OBJECTIVE: Show every line of the records below that contains the word "JSON".

═══ AVAILABLE DATA ═══

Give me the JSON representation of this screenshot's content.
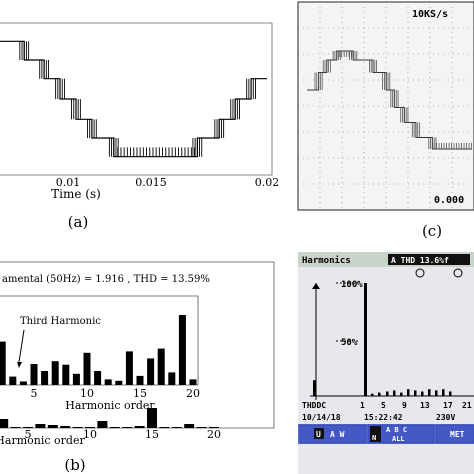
{
  "chart_data": [
    {
      "id": "a",
      "type": "line",
      "panel_label": "(a)",
      "xlabel": "Time (s)",
      "x_ticks": [
        "0.01",
        "0.015",
        "0.02"
      ],
      "xlim": [
        0.005,
        0.02
      ],
      "ylim": [
        -1,
        1
      ],
      "series": [
        {
          "x": [
            0.004,
            0.0063,
            0.0063,
            0.0078,
            0.0078,
            0.0088,
            0.0088,
            0.0096,
            0.0096,
            0.0104,
            0.0104,
            0.0112,
            0.0112,
            0.0123,
            0.0123,
            0.0165,
            0.0165,
            0.0176,
            0.0176,
            0.0184,
            0.0184,
            0.0192,
            0.0192,
            0.02
          ],
          "y": [
            0.97,
            0.97,
            0.74,
            0.74,
            0.5,
            0.5,
            0.26,
            0.26,
            0.0,
            0.0,
            -0.26,
            -0.26,
            -0.5,
            -0.5,
            -0.74,
            -0.74,
            -0.5,
            -0.5,
            -0.26,
            -0.26,
            0.0,
            0.0,
            0.26,
            0.26
          ]
        }
      ]
    },
    {
      "id": "b",
      "type": "bar",
      "panel_label": "(b)",
      "title": "amental (50Hz) = 1.916 , THD = 13.59%",
      "annotation": "Third Harmonic",
      "inset_xlabel": "Harmonic order",
      "xlabel": "Harmonic order",
      "inset_x_ticks": [
        "5",
        "10",
        "15",
        "20"
      ],
      "x_ticks": [
        "5",
        "10",
        "15",
        "20"
      ],
      "inset": {
        "categories": [
          2,
          3,
          4,
          5,
          6,
          7,
          8,
          9,
          10,
          11,
          12,
          13,
          14,
          15,
          16,
          17,
          18,
          19,
          20
        ],
        "values": [
          0.62,
          0.12,
          0.05,
          0.3,
          0.2,
          0.34,
          0.29,
          0.16,
          0.46,
          0.2,
          0.08,
          0.06,
          0.48,
          0.13,
          0.38,
          0.52,
          0.18,
          1.0,
          0.08
        ]
      },
      "main": {
        "categories": [
          0,
          1,
          2,
          3,
          4,
          5,
          6,
          7,
          8,
          9,
          10,
          11,
          12,
          13,
          14,
          15,
          16,
          17,
          18,
          19,
          20
        ],
        "values": [
          0.3,
          0.05,
          0.1,
          0.45,
          0.05,
          0.05,
          0.2,
          0.15,
          0.1,
          0.05,
          0.05,
          0.35,
          0.05,
          0.05,
          0.1,
          1.0,
          0.05,
          0.05,
          0.2,
          0.05,
          0.05
        ]
      }
    },
    {
      "id": "c",
      "type": "line",
      "panel_label": "(c)",
      "readout_top": "10KS/s",
      "readout_bottom": "0.000",
      "series": [
        {
          "x": [
            0.0,
            0.07,
            0.07,
            0.12,
            0.12,
            0.18,
            0.18,
            0.28,
            0.28,
            0.4,
            0.4,
            0.48,
            0.48,
            0.53,
            0.53,
            0.59,
            0.59,
            0.66,
            0.66,
            0.76,
            0.76,
            1.0
          ],
          "y": [
            0.2,
            0.2,
            0.55,
            0.55,
            0.8,
            0.8,
            0.98,
            0.98,
            0.8,
            0.8,
            0.55,
            0.55,
            0.2,
            0.2,
            -0.15,
            -0.15,
            -0.45,
            -0.45,
            -0.75,
            -0.75,
            -0.98,
            -0.98
          ]
        }
      ]
    },
    {
      "id": "d",
      "type": "bar",
      "header_title": "Harmonics",
      "thd_readout": "A THD 13.6%f",
      "y_ticks": [
        "100%",
        "50%"
      ],
      "x_labels": [
        "THDDC",
        "1",
        "5",
        "9",
        "13",
        "17",
        "21"
      ],
      "date": "10/14/18",
      "time": "15:22:42",
      "voltage": "230V",
      "categories": [
        "THD",
        "1",
        "3",
        "5",
        "7",
        "9",
        "11",
        "13",
        "15",
        "17",
        "19",
        "21",
        "23",
        "25"
      ],
      "values": [
        0.14,
        1.0,
        0.02,
        0.03,
        0.04,
        0.05,
        0.03,
        0.06,
        0.05,
        0.04,
        0.06,
        0.05,
        0.06,
        0.04
      ],
      "softkeys": {
        "key1_badge": "U",
        "key1_rest": "A W",
        "key2_top": "A B C",
        "key2_left": "N",
        "key2_right": "ALL",
        "key3": "MET"
      }
    }
  ]
}
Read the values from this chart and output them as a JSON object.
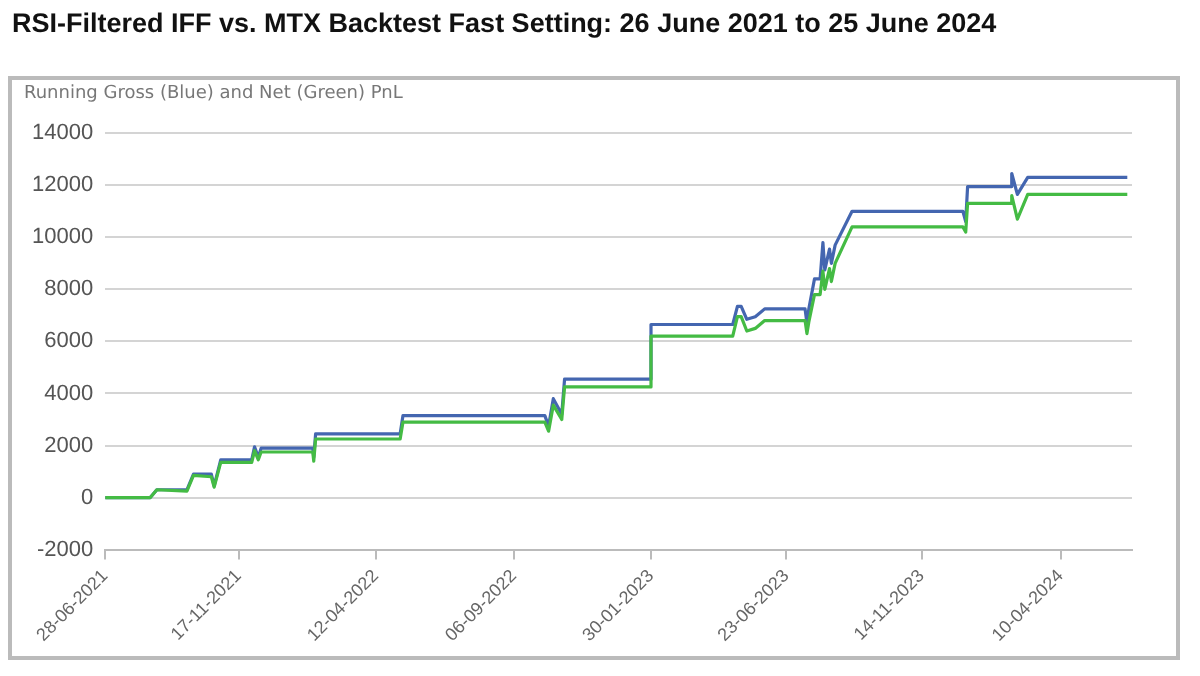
{
  "chart_data": {
    "type": "line",
    "title": "RSI-Filtered IFF vs. MTX Backtest Fast Setting: 26 June 2021 to 25 June 2024",
    "ylabel": "Running Gross (Blue) and Net (Green) PnL",
    "x": [
      "2021-06-28",
      "2021-08-15",
      "2021-08-22",
      "2021-09-23",
      "2021-09-30",
      "2021-10-19",
      "2021-10-22",
      "2021-10-29",
      "2021-12-01",
      "2021-12-04",
      "2021-12-08",
      "2021-12-11",
      "2022-02-04",
      "2022-02-05",
      "2022-02-07",
      "2022-05-08",
      "2022-05-11",
      "2022-10-09",
      "2022-10-13",
      "2022-10-18",
      "2022-10-27",
      "2022-10-30",
      "2023-01-29",
      "2023-01-30",
      "2023-04-27",
      "2023-05-02",
      "2023-05-06",
      "2023-05-12",
      "2023-05-21",
      "2023-05-31",
      "2023-07-13",
      "2023-07-15",
      "2023-07-17",
      "2023-07-23",
      "2023-07-29",
      "2023-08-01",
      "2023-08-03",
      "2023-08-08",
      "2023-08-10",
      "2023-08-14",
      "2023-09-01",
      "2023-12-28",
      "2023-12-31",
      "2024-01-02",
      "2024-02-17",
      "2024-02-18",
      "2024-02-24",
      "2024-03-06",
      "2024-06-20"
    ],
    "series": [
      {
        "color": "#4466b0",
        "values": [
          0,
          0,
          300,
          300,
          900,
          900,
          450,
          1450,
          1450,
          1950,
          1550,
          1900,
          1900,
          1550,
          2450,
          2450,
          3150,
          3150,
          2750,
          3800,
          3200,
          4550,
          4550,
          6650,
          6650,
          7350,
          7350,
          6850,
          6950,
          7250,
          7250,
          6700,
          7250,
          8400,
          8400,
          9800,
          8750,
          9550,
          9000,
          9700,
          11000,
          11000,
          10600,
          11950,
          11950,
          12450,
          11650,
          12300,
          12300
        ]
      },
      {
        "color": "#44bb44",
        "values": [
          0,
          0,
          300,
          250,
          850,
          800,
          400,
          1350,
          1350,
          1800,
          1450,
          1750,
          1750,
          1400,
          2250,
          2250,
          2900,
          2900,
          2550,
          3550,
          3000,
          4250,
          4250,
          6200,
          6200,
          6950,
          6950,
          6400,
          6500,
          6800,
          6800,
          6300,
          6750,
          7800,
          7800,
          8700,
          8000,
          8800,
          8300,
          9000,
          10400,
          10400,
          10200,
          11300,
          11300,
          11600,
          10700,
          11650,
          11650
        ]
      }
    ],
    "xlim": [
      "2021-06-28",
      "2024-06-25"
    ],
    "xticks": [
      {
        "value": "2021-06-28",
        "label": "28-06-2021"
      },
      {
        "value": "2021-11-17",
        "label": "17-11-2021"
      },
      {
        "value": "2022-04-12",
        "label": "12-04-2022"
      },
      {
        "value": "2022-09-06",
        "label": "06-09-2022"
      },
      {
        "value": "2023-01-30",
        "label": "30-01-2023"
      },
      {
        "value": "2023-06-23",
        "label": "23-06-2023"
      },
      {
        "value": "2023-11-14",
        "label": "14-11-2023"
      },
      {
        "value": "2024-04-10",
        "label": "10-04-2024"
      }
    ],
    "ylim": [
      -2000,
      14000
    ],
    "yticks": [
      -2000,
      0,
      2000,
      4000,
      6000,
      8000,
      10000,
      12000,
      14000
    ],
    "grid": "y",
    "legend": false,
    "marker": "none",
    "line_style": "solid"
  }
}
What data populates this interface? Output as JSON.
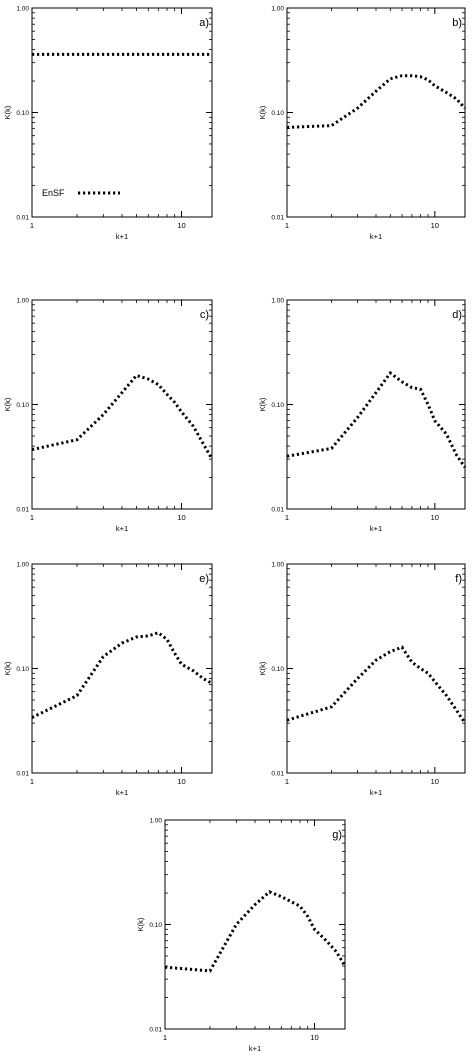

═══

WRITTEN RESPONSE:
Give me the JSON representation of this screenshot's content.
Read the values from this chart and output them as a JSON object.
What data populates this interface? Output as JSON.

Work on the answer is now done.